** Begin **

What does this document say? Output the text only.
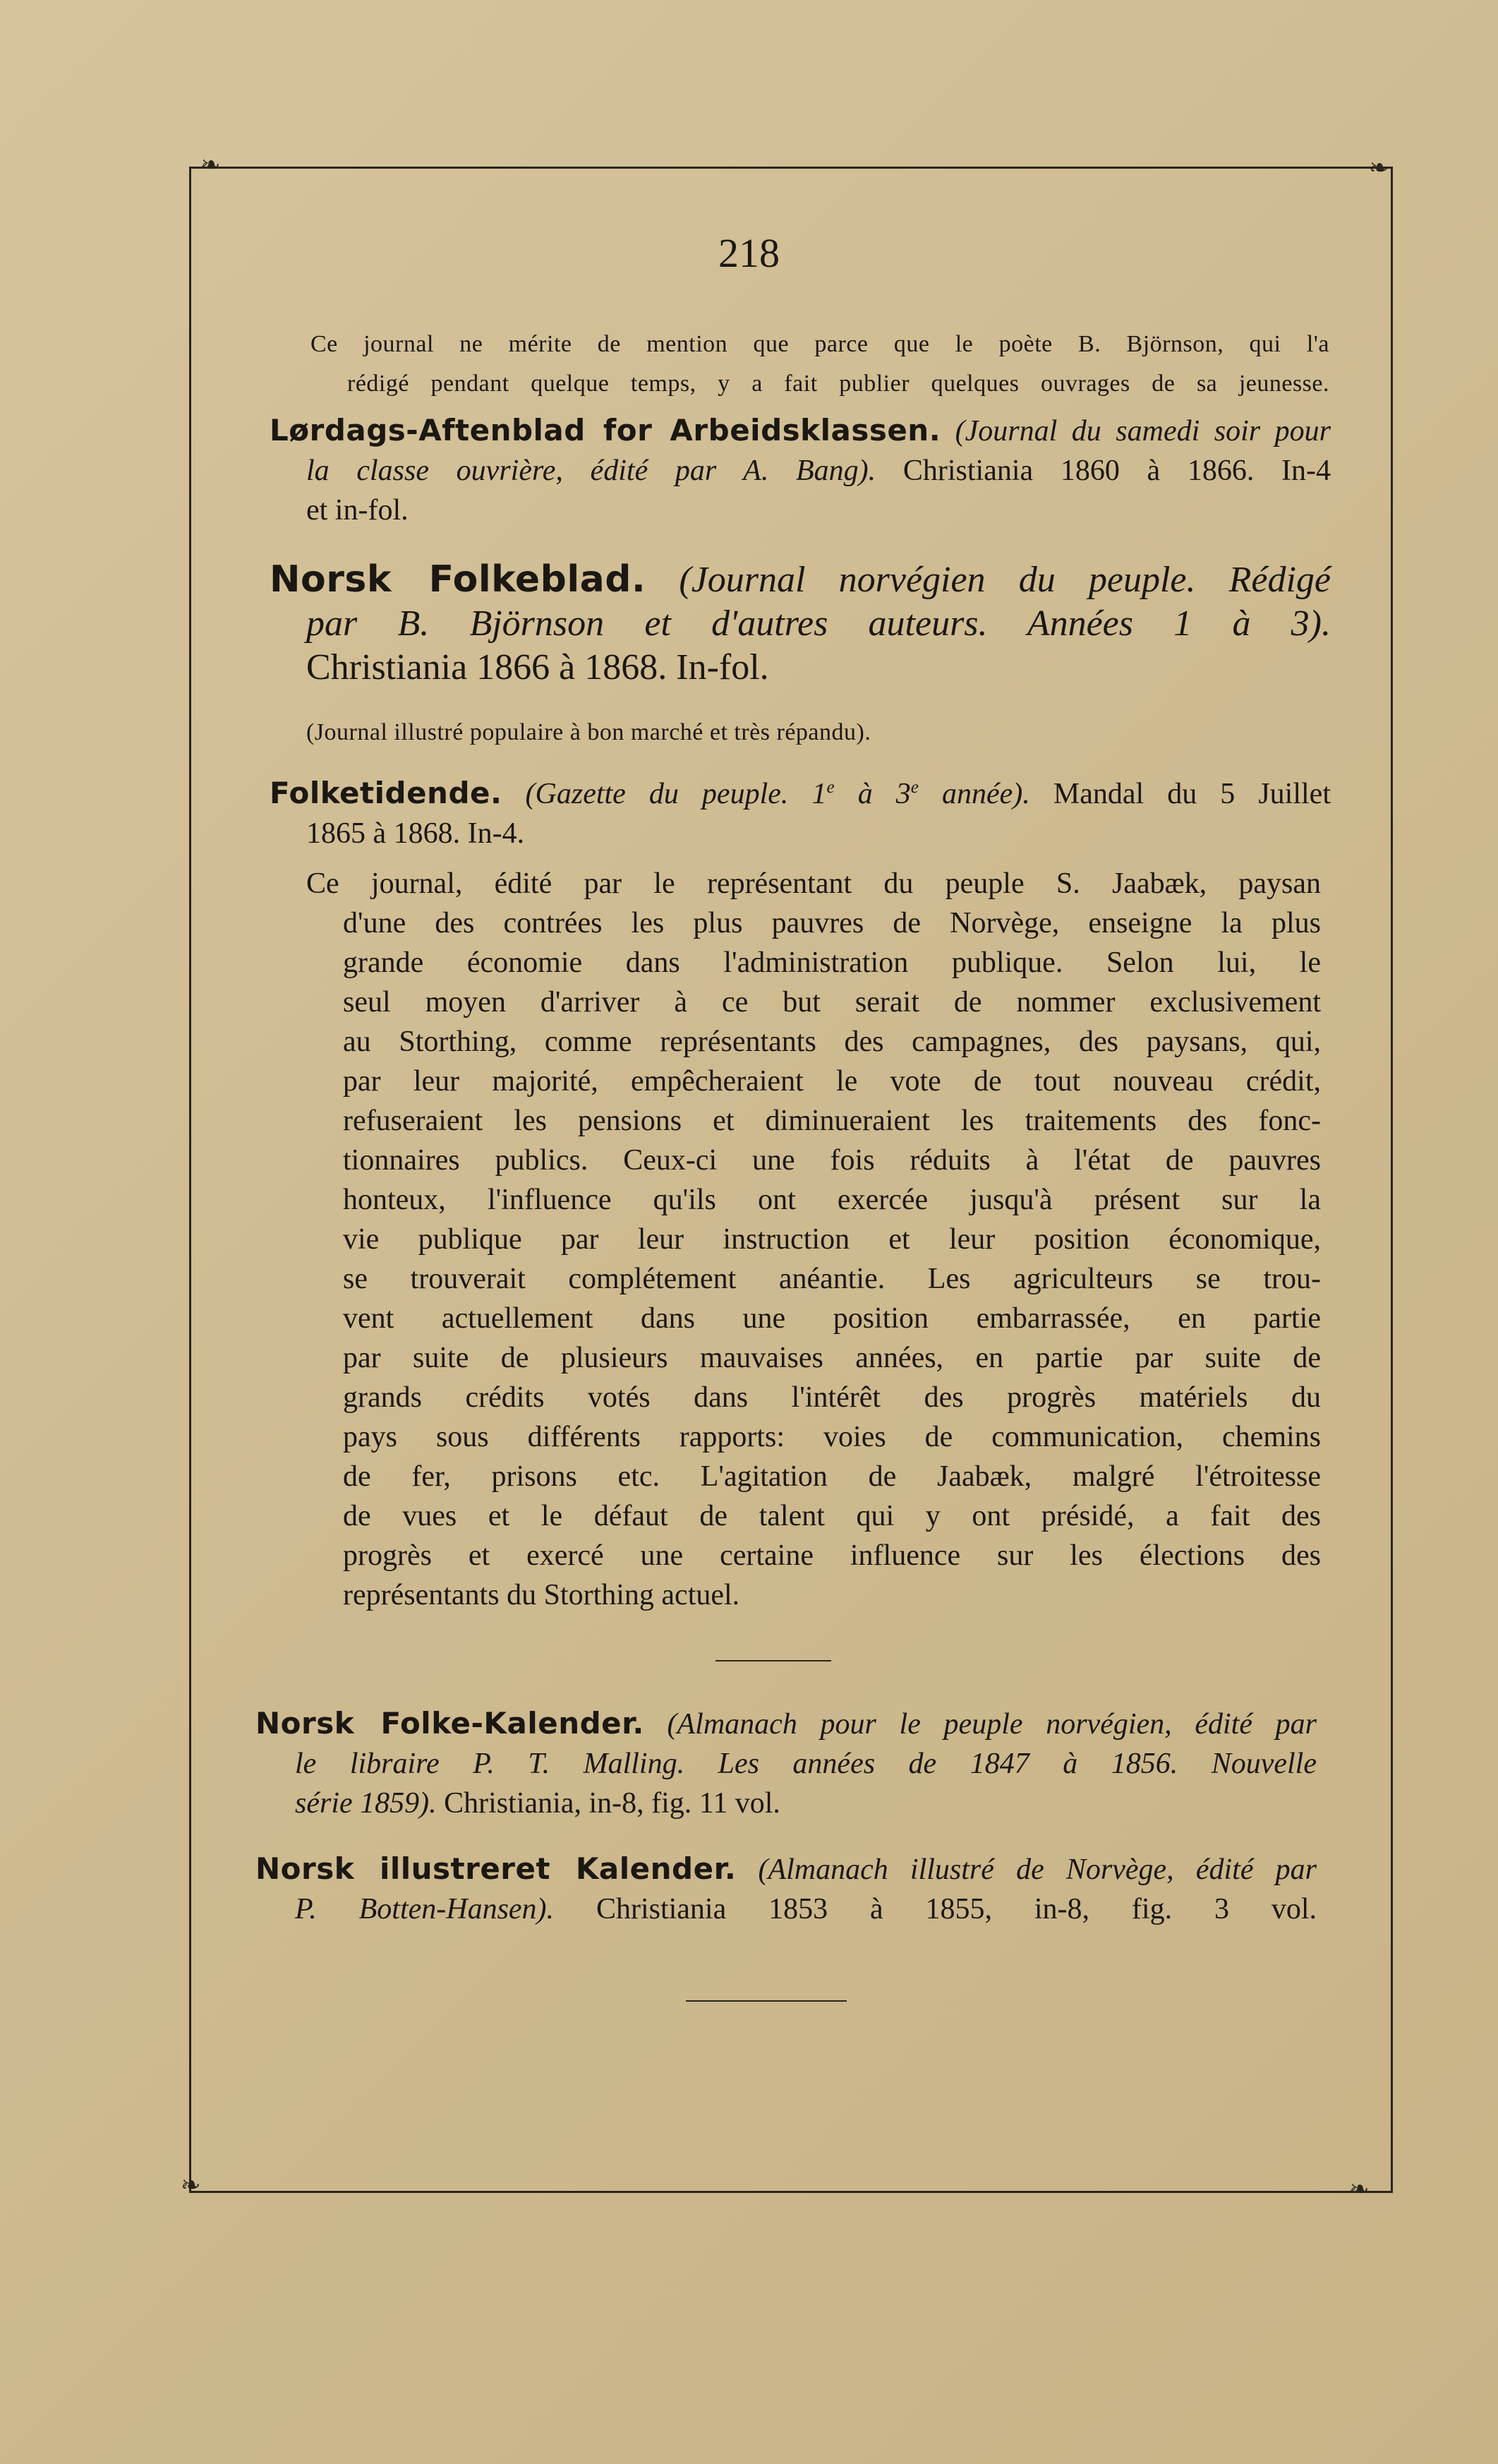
❧	❧
❧	❧
218
Ce journal ne mérite de mention que parce que le poète B. Björnson, qui l'a
rédigé pendant quelque temps, y a fait publier quelques ouvrages de sa jeunesse.
Lørdags-Aftenblad for Arbeidsklassen. (Journal du samedi soir pour
la classe ouvrière, édité par A. Bang). Christiania 1860 à 1866. In-4
et in-fol.
Norsk Folkeblad. (Journal norvégien du peuple. Rédigé
par B. Björnson et d'autres auteurs. Années 1 à 3).
Christiania 1866 à 1868. In-fol.
(Journal illustré populaire à bon marché et très répandu).
Folketidende. (Gazette du peuple. 1e à 3e année). Mandal du 5 Juillet
1865 à 1868. In-4.

Ce journal, édité par le représentant du peuple S. Jaabæk, paysan

d'une des contrées les plus pauvres de Norvège, enseigne la plus

grande économie dans l'administration publique. Selon lui, le

seul moyen d'arriver à ce but serait de nommer exclusivement

au Storthing, comme représentants des campagnes, des paysans, qui,

par leur majorité, empêcheraient le vote de tout nouveau crédit,

refuseraient les pensions et diminueraient les traitements des fonc-

tionnaires publics. Ceux-ci une fois réduits à l'état de pauvres

honteux, l'influence qu'ils ont exercée jusqu'à présent sur la

vie publique par leur instruction et leur position économique,

se trouverait complétement anéantie. Les agriculteurs se trou-

vent actuellement dans une position embarrassée, en partie

par suite de plusieurs mauvaises années, en partie par suite de

grands crédits votés dans l'intérêt des progrès matériels du

pays sous différents rapports: voies de communication, chemins

de fer, prisons etc. L'agitation de Jaabæk, malgré l'étroitesse

de vues et le défaut de talent qui y ont présidé, a fait des

progrès et exercé une certaine influence sur les élections des

représentants du Storthing actuel.

Norsk Folke-Kalender. (Almanach pour le peuple norvégien, édité par
le libraire P. T. Malling. Les années de 1847 à 1856. Nouvelle
série 1859). Christiania, in-8, fig. 11 vol.
Norsk illustreret Kalender. (Almanach illustré de Norvège, édité par
P. Botten-Hansen). Christiania 1853 à 1855, in-8, fig. 3 vol.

** End **

Given request → Each line containing the word "illustré" counts once; report the total alone.

Output for this exercise → 2